— begin —
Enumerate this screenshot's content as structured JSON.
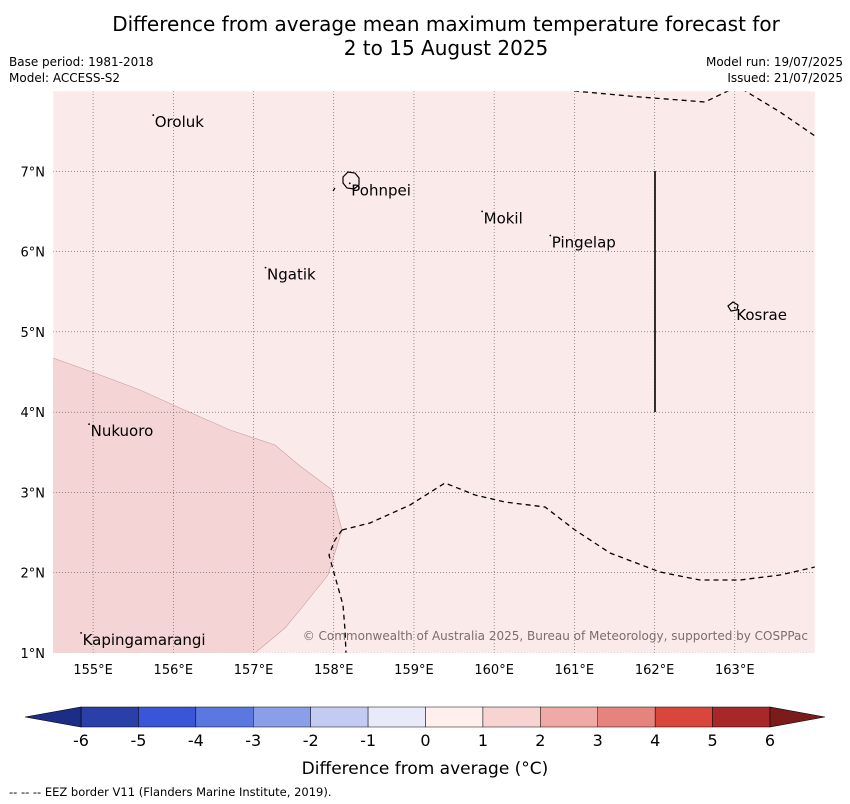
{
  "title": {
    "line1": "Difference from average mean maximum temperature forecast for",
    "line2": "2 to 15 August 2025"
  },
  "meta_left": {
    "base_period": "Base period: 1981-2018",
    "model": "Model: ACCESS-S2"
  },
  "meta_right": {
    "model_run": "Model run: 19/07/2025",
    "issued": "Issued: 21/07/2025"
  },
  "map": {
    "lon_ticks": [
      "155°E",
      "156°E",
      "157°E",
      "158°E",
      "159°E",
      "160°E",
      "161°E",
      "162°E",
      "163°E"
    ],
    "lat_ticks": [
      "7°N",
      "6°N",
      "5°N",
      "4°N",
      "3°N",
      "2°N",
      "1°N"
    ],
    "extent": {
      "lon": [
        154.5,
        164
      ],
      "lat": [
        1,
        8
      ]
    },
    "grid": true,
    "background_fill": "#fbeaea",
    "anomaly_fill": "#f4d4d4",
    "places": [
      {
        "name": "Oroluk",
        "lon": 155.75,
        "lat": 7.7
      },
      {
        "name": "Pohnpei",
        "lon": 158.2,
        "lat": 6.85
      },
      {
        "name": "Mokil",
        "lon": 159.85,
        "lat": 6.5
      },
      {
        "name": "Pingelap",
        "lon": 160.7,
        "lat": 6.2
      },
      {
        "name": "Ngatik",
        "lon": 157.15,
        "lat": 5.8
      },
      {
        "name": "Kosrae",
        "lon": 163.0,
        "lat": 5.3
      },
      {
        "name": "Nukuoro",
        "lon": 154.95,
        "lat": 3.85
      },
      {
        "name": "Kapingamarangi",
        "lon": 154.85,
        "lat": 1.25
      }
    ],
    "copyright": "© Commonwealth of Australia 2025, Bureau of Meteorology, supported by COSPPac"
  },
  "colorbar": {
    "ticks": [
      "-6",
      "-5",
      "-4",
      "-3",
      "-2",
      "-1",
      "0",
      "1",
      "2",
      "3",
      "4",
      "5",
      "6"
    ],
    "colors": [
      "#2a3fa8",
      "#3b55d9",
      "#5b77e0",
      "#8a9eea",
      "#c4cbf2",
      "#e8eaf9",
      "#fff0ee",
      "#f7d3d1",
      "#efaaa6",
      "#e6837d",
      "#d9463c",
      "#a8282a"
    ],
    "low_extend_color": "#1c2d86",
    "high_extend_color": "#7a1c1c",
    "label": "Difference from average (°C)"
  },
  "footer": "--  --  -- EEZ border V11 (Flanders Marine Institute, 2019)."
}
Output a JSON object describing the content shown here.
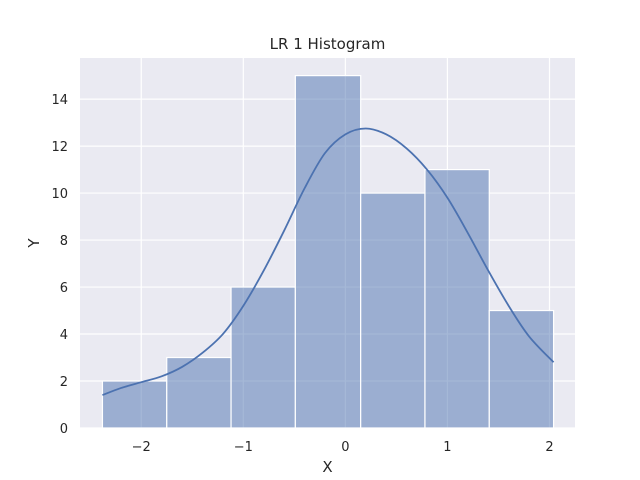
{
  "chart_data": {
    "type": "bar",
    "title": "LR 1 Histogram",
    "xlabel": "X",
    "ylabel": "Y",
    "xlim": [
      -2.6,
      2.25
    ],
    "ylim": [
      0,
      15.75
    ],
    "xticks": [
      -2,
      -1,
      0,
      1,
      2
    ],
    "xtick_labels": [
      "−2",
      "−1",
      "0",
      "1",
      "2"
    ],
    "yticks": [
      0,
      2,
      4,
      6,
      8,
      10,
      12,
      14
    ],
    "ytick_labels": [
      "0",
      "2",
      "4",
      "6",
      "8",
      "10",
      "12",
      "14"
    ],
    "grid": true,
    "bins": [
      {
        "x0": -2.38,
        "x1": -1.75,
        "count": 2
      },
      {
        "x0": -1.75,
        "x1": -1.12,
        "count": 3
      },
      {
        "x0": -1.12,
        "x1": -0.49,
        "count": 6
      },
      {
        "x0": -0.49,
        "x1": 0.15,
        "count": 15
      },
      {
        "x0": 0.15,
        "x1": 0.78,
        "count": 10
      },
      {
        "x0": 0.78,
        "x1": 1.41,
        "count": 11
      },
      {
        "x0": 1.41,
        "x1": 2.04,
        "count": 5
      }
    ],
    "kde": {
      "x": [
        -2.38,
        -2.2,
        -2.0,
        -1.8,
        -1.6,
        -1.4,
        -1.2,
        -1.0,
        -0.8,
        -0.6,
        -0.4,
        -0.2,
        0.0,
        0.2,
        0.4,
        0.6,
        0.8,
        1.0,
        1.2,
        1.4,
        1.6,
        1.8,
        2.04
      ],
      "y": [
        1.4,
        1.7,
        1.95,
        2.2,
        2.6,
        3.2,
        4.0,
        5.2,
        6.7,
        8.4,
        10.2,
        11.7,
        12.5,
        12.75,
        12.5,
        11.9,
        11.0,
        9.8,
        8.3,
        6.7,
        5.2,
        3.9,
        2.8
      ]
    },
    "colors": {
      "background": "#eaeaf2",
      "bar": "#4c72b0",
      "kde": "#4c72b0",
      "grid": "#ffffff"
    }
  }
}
— end —
Goal
Set down the records in full and exactly. Do not carry over any image.

Answer to this task
Enumerate this screenshot's content as structured JSON.
{
  "title": {
    "line1": "Difference from average mean maximum temperature forecast for",
    "line2": "2 to 15 August 2025"
  },
  "meta_left": {
    "base_period": "Base period: 1981-2018",
    "model": "Model: ACCESS-S2"
  },
  "meta_right": {
    "model_run": "Model run: 19/07/2025",
    "issued": "Issued: 21/07/2025"
  },
  "map": {
    "lon_ticks": [
      "155°E",
      "156°E",
      "157°E",
      "158°E",
      "159°E",
      "160°E",
      "161°E",
      "162°E",
      "163°E"
    ],
    "lat_ticks": [
      "7°N",
      "6°N",
      "5°N",
      "4°N",
      "3°N",
      "2°N",
      "1°N"
    ],
    "extent": {
      "lon": [
        154.5,
        164
      ],
      "lat": [
        1,
        8
      ]
    },
    "grid": true,
    "background_fill": "#fbeaea",
    "anomaly_fill": "#f4d4d4",
    "places": [
      {
        "name": "Oroluk",
        "lon": 155.75,
        "lat": 7.7
      },
      {
        "name": "Pohnpei",
        "lon": 158.2,
        "lat": 6.85
      },
      {
        "name": "Mokil",
        "lon": 159.85,
        "lat": 6.5
      },
      {
        "name": "Pingelap",
        "lon": 160.7,
        "lat": 6.2
      },
      {
        "name": "Ngatik",
        "lon": 157.15,
        "lat": 5.8
      },
      {
        "name": "Kosrae",
        "lon": 163.0,
        "lat": 5.3
      },
      {
        "name": "Nukuoro",
        "lon": 154.95,
        "lat": 3.85
      },
      {
        "name": "Kapingamarangi",
        "lon": 154.85,
        "lat": 1.25
      }
    ],
    "copyright": "© Commonwealth of Australia 2025, Bureau of Meteorology, supported by COSPPac"
  },
  "colorbar": {
    "ticks": [
      "-6",
      "-5",
      "-4",
      "-3",
      "-2",
      "-1",
      "0",
      "1",
      "2",
      "3",
      "4",
      "5",
      "6"
    ],
    "colors": [
      "#2a3fa8",
      "#3b55d9",
      "#5b77e0",
      "#8a9eea",
      "#c4cbf2",
      "#e8eaf9",
      "#fff0ee",
      "#f7d3d1",
      "#efaaa6",
      "#e6837d",
      "#d9463c",
      "#a8282a"
    ],
    "low_extend_color": "#1c2d86",
    "high_extend_color": "#7a1c1c",
    "label": "Difference from average (°C)"
  },
  "footer": "--  --  -- EEZ border V11 (Flanders Marine Institute, 2019)."
}
Output a JSON object describing the content shown here.
{
  "chart_data": {
    "type": "bar",
    "title": "LR 1 Histogram",
    "xlabel": "X",
    "ylabel": "Y",
    "xlim": [
      -2.6,
      2.25
    ],
    "ylim": [
      0,
      15.75
    ],
    "xticks": [
      -2,
      -1,
      0,
      1,
      2
    ],
    "xtick_labels": [
      "−2",
      "−1",
      "0",
      "1",
      "2"
    ],
    "yticks": [
      0,
      2,
      4,
      6,
      8,
      10,
      12,
      14
    ],
    "ytick_labels": [
      "0",
      "2",
      "4",
      "6",
      "8",
      "10",
      "12",
      "14"
    ],
    "grid": true,
    "bins": [
      {
        "x0": -2.38,
        "x1": -1.75,
        "count": 2
      },
      {
        "x0": -1.75,
        "x1": -1.12,
        "count": 3
      },
      {
        "x0": -1.12,
        "x1": -0.49,
        "count": 6
      },
      {
        "x0": -0.49,
        "x1": 0.15,
        "count": 15
      },
      {
        "x0": 0.15,
        "x1": 0.78,
        "count": 10
      },
      {
        "x0": 0.78,
        "x1": 1.41,
        "count": 11
      },
      {
        "x0": 1.41,
        "x1": 2.04,
        "count": 5
      }
    ],
    "kde": {
      "x": [
        -2.38,
        -2.2,
        -2.0,
        -1.8,
        -1.6,
        -1.4,
        -1.2,
        -1.0,
        -0.8,
        -0.6,
        -0.4,
        -0.2,
        0.0,
        0.2,
        0.4,
        0.6,
        0.8,
        1.0,
        1.2,
        1.4,
        1.6,
        1.8,
        2.04
      ],
      "y": [
        1.4,
        1.7,
        1.95,
        2.2,
        2.6,
        3.2,
        4.0,
        5.2,
        6.7,
        8.4,
        10.2,
        11.7,
        12.5,
        12.75,
        12.5,
        11.9,
        11.0,
        9.8,
        8.3,
        6.7,
        5.2,
        3.9,
        2.8
      ]
    },
    "colors": {
      "background": "#eaeaf2",
      "bar": "#4c72b0",
      "kde": "#4c72b0",
      "grid": "#ffffff"
    }
  }
}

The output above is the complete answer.